> **Dataset rows**:
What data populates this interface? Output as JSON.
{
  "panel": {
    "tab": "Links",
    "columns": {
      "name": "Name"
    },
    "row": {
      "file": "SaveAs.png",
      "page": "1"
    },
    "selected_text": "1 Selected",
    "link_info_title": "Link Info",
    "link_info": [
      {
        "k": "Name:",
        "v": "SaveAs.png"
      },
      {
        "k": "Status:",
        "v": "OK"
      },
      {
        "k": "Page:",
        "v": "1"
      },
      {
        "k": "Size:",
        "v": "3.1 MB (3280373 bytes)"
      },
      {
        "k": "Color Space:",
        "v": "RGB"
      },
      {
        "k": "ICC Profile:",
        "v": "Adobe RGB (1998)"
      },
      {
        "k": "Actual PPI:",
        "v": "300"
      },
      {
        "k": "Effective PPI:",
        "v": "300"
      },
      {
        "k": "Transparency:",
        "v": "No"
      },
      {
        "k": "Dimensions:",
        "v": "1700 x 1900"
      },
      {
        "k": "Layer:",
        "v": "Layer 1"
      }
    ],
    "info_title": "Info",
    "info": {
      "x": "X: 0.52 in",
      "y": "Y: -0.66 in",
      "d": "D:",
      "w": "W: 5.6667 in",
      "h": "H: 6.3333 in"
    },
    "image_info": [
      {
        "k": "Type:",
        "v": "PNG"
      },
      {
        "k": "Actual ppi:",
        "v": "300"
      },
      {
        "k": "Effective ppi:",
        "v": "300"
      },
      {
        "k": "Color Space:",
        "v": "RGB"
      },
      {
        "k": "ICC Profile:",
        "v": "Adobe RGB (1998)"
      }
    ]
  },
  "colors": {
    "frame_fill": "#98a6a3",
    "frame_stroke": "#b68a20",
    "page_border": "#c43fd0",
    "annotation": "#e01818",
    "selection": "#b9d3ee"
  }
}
---
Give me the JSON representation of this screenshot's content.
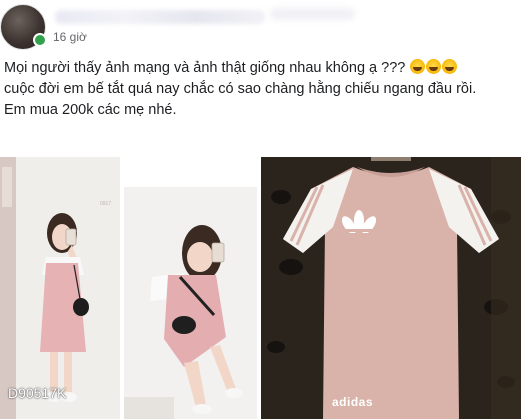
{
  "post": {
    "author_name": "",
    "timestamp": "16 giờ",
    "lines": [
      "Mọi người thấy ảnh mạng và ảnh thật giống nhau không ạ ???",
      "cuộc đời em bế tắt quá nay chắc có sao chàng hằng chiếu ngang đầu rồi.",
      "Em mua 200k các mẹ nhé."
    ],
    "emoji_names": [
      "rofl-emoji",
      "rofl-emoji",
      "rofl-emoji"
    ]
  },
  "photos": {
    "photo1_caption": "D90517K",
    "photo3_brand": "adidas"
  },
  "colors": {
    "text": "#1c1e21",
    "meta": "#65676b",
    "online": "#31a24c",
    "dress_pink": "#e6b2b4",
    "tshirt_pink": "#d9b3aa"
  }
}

> **Work to complete**: Provide only the count of lines in the material above that hold the word "this".

> **Complete answer**: 2